begin
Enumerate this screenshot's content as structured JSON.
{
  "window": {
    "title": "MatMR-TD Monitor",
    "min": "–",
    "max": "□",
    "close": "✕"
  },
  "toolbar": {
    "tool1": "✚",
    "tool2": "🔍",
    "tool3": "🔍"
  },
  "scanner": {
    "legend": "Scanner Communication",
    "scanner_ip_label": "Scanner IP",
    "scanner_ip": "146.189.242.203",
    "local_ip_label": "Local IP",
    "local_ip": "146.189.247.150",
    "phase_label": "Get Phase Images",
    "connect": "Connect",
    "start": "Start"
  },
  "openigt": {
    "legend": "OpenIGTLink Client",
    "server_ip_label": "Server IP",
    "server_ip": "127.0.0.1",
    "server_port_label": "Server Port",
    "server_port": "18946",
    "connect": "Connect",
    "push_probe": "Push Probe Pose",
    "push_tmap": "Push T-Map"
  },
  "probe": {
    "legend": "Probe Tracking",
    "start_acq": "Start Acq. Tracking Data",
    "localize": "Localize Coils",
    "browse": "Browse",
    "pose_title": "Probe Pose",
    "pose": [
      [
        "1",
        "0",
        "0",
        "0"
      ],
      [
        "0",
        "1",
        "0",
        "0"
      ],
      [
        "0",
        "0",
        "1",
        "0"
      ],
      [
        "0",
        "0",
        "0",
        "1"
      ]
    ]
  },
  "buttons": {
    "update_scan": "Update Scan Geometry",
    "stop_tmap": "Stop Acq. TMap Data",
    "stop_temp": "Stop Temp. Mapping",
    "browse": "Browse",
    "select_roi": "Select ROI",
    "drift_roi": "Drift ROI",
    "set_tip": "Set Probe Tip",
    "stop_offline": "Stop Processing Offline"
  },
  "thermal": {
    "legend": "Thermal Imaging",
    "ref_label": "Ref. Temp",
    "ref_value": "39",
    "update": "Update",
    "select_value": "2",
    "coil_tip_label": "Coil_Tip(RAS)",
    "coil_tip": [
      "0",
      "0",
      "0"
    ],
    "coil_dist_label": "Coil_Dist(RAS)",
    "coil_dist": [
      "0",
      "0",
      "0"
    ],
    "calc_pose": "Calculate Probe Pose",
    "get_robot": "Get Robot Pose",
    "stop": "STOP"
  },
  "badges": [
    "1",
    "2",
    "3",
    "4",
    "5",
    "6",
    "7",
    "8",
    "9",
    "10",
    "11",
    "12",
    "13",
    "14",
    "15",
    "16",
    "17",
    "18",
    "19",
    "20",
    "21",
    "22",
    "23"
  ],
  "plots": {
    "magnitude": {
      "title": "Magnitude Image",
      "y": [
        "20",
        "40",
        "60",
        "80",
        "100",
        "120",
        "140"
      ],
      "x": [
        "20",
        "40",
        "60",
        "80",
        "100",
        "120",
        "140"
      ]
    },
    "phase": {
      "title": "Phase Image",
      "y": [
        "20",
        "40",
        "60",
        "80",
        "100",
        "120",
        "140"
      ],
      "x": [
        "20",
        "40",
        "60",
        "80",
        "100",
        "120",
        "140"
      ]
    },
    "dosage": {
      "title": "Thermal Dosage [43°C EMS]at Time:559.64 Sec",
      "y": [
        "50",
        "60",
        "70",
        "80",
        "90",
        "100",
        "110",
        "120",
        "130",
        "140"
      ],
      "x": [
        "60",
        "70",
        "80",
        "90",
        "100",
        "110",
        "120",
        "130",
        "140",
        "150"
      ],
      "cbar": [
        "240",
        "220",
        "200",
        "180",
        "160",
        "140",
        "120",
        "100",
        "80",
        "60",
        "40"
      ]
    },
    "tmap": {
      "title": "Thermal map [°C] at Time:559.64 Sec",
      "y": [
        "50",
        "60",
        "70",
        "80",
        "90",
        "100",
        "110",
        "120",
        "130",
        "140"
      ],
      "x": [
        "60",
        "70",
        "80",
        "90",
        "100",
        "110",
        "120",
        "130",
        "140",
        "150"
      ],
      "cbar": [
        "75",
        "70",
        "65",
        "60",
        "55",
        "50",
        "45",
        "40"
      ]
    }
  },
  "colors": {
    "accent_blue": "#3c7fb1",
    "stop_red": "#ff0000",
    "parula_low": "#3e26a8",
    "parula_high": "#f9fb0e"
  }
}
end
- **Do this**: Repeat all the entries word for word.

- **The result**:
Enumerate this screenshot's content as structured JSON.
{
  "window": {
    "title": "MatMR-TD Monitor",
    "min": "–",
    "max": "□",
    "close": "✕"
  },
  "toolbar": {
    "tool1": "✚",
    "tool2": "🔍",
    "tool3": "🔍"
  },
  "scanner": {
    "legend": "Scanner Communication",
    "scanner_ip_label": "Scanner IP",
    "scanner_ip": "146.189.242.203",
    "local_ip_label": "Local IP",
    "local_ip": "146.189.247.150",
    "phase_label": "Get Phase Images",
    "connect": "Connect",
    "start": "Start"
  },
  "openigt": {
    "legend": "OpenIGTLink Client",
    "server_ip_label": "Server IP",
    "server_ip": "127.0.0.1",
    "server_port_label": "Server Port",
    "server_port": "18946",
    "connect": "Connect",
    "push_probe": "Push Probe Pose",
    "push_tmap": "Push T-Map"
  },
  "probe": {
    "legend": "Probe Tracking",
    "start_acq": "Start Acq. Tracking Data",
    "localize": "Localize Coils",
    "browse": "Browse",
    "pose_title": "Probe Pose",
    "pose": [
      [
        "1",
        "0",
        "0",
        "0"
      ],
      [
        "0",
        "1",
        "0",
        "0"
      ],
      [
        "0",
        "0",
        "1",
        "0"
      ],
      [
        "0",
        "0",
        "0",
        "1"
      ]
    ]
  },
  "buttons": {
    "update_scan": "Update Scan Geometry",
    "stop_tmap": "Stop Acq. TMap Data",
    "stop_temp": "Stop Temp. Mapping",
    "browse": "Browse",
    "select_roi": "Select ROI",
    "drift_roi": "Drift ROI",
    "set_tip": "Set Probe Tip",
    "stop_offline": "Stop Processing Offline"
  },
  "thermal": {
    "legend": "Thermal Imaging",
    "ref_label": "Ref. Temp",
    "ref_value": "39",
    "update": "Update",
    "select_value": "2",
    "coil_tip_label": "Coil_Tip(RAS)",
    "coil_tip": [
      "0",
      "0",
      "0"
    ],
    "coil_dist_label": "Coil_Dist(RAS)",
    "coil_dist": [
      "0",
      "0",
      "0"
    ],
    "calc_pose": "Calculate Probe Pose",
    "get_robot": "Get Robot Pose",
    "stop": "STOP"
  },
  "badges": [
    "1",
    "2",
    "3",
    "4",
    "5",
    "6",
    "7",
    "8",
    "9",
    "10",
    "11",
    "12",
    "13",
    "14",
    "15",
    "16",
    "17",
    "18",
    "19",
    "20",
    "21",
    "22",
    "23"
  ],
  "plots": {
    "magnitude": {
      "title": "Magnitude Image",
      "y": [
        "20",
        "40",
        "60",
        "80",
        "100",
        "120",
        "140"
      ],
      "x": [
        "20",
        "40",
        "60",
        "80",
        "100",
        "120",
        "140"
      ]
    },
    "phase": {
      "title": "Phase Image",
      "y": [
        "20",
        "40",
        "60",
        "80",
        "100",
        "120",
        "140"
      ],
      "x": [
        "20",
        "40",
        "60",
        "80",
        "100",
        "120",
        "140"
      ]
    },
    "dosage": {
      "title": "Thermal Dosage [43°C EMS]at Time:559.64 Sec",
      "y": [
        "50",
        "60",
        "70",
        "80",
        "90",
        "100",
        "110",
        "120",
        "130",
        "140"
      ],
      "x": [
        "60",
        "70",
        "80",
        "90",
        "100",
        "110",
        "120",
        "130",
        "140",
        "150"
      ],
      "cbar": [
        "240",
        "220",
        "200",
        "180",
        "160",
        "140",
        "120",
        "100",
        "80",
        "60",
        "40"
      ]
    },
    "tmap": {
      "title": "Thermal map [°C] at Time:559.64 Sec",
      "y": [
        "50",
        "60",
        "70",
        "80",
        "90",
        "100",
        "110",
        "120",
        "130",
        "140"
      ],
      "x": [
        "60",
        "70",
        "80",
        "90",
        "100",
        "110",
        "120",
        "130",
        "140",
        "150"
      ],
      "cbar": [
        "75",
        "70",
        "65",
        "60",
        "55",
        "50",
        "45",
        "40"
      ]
    }
  },
  "colors": {
    "accent_blue": "#3c7fb1",
    "stop_red": "#ff0000",
    "parula_low": "#3e26a8",
    "parula_high": "#f9fb0e"
  }
}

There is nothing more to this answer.